This simple 5 ingredient mango chia pudding is a healthy no-cook breakfast option that can be meal-prepped ahead of time. It tastes like a tropical vacation!

Post originally published January 2014; updated April 2023.

Have you tried chia seeds yet? I love mixing up my normal breakfast rotation with chia breakfast pudding every once in a while. This is my go-to vanilla overnight chia pudding recipe, but wanted to switch things up so I created this mango version too!

Since chia seeds need a little time to soak to get their characteristic pudding/gelatin texture, they are perfect for make-ahead breakfasts.

This mango chia seed pudding is like a tropical dessert that you can enjoy for breakfast.

Want to learn more about the health benefits of chia seeds, check out my other post flaxseeds vs chia seeds: which is healthier?

Why You’ll Love this Recipe

  • No-Cook: Chia seeds don’t need any cooking to create chia pudding. As the chia seeds sit in the milk, they soak it up and soften to create a creamy, pudding-like texture.
  • Scalable: this vegan mango chia seed pudding recipe is written for one serving, but it can easily be scaled to meal prep several servings of chia pudding at the same time. Perfect for a grab-and-go breakfast for busy parents and teens.
  • Diet & Allergen Friendly: this recipe is vegan, dairy free, egg free, and gluten free.

▸ **Material**:
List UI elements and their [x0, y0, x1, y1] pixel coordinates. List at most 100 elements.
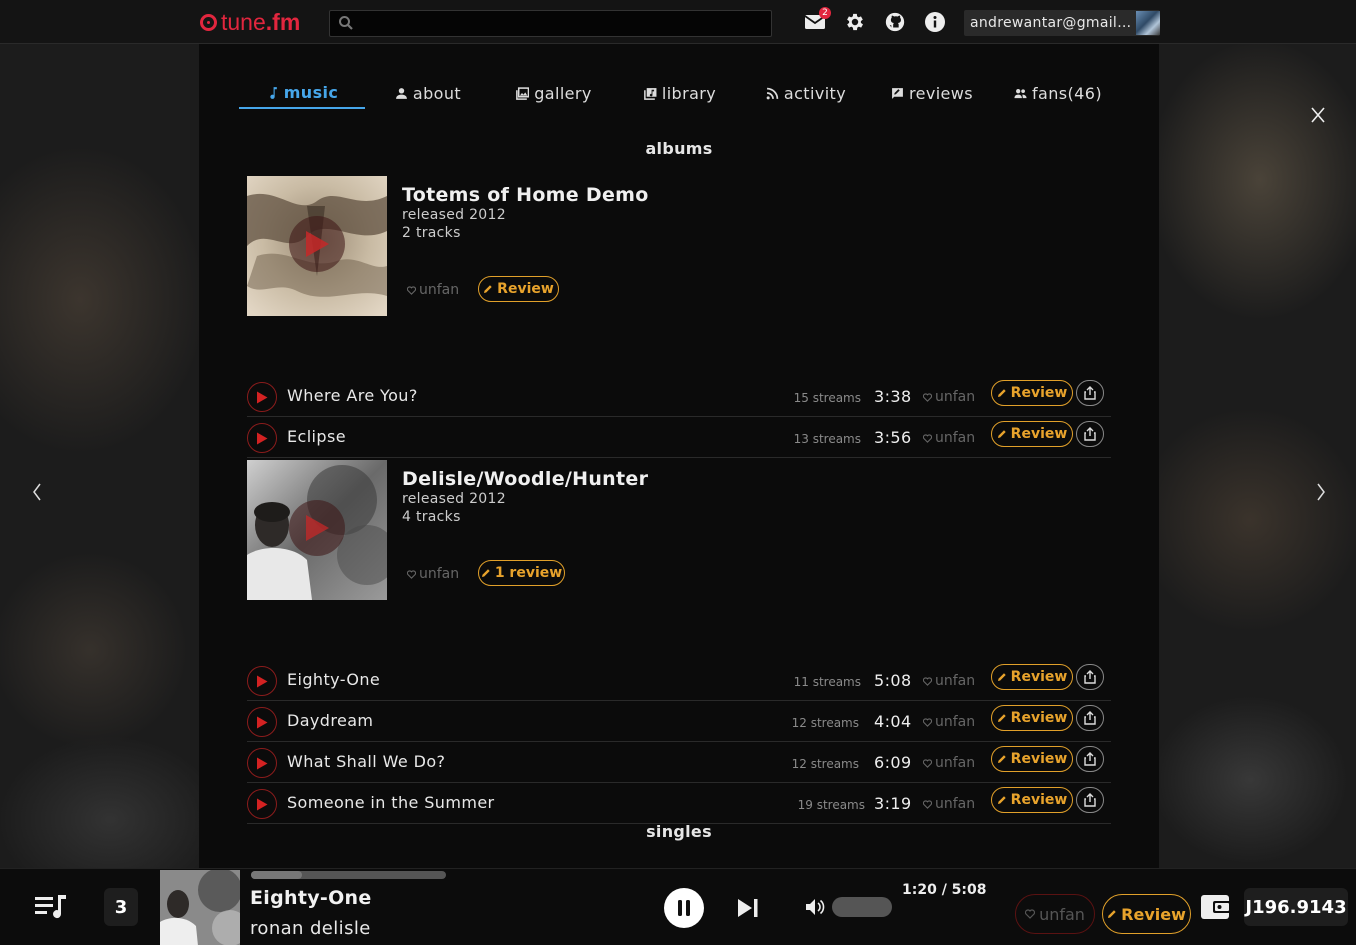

▸ **Goal 1**:
Echo the mango chia pudding text word for word, covering the stretch from "Since chia seeds" through "and gluten free.".
▸ **Goal 2**:
According to the mango chia pudding text, in what month and year was the post first published?

▸ **Full answer 1**:
Since chia seeds need a little time to soak to get their characteristic pudding/gelatin texture, they are perfect for make-ahead breakfasts.

This mango chia seed pudding is like a tropical dessert that you can enjoy for breakfast.

Want to learn more about the health benefits of chia seeds, check out my other post flaxseeds vs chia seeds: which is healthier?

Why You’ll Love this Recipe

  • No-Cook: Chia seeds don’t need any cooking to create chia pudding. As the chia seeds sit in the milk, they soak it up and soften to create a creamy, pudding-like texture.
  • Scalable: this vegan mango chia seed pudding recipe is written for one serving, but it can easily be scaled to meal prep several servings of chia pudding at the same time. Perfect for a grab-and-go breakfast for busy parents and teens.
  • Diet & Allergen Friendly: this recipe is vegan, dairy free, egg free, and gluten free.

▸ **Full answer 2**:
January 2014.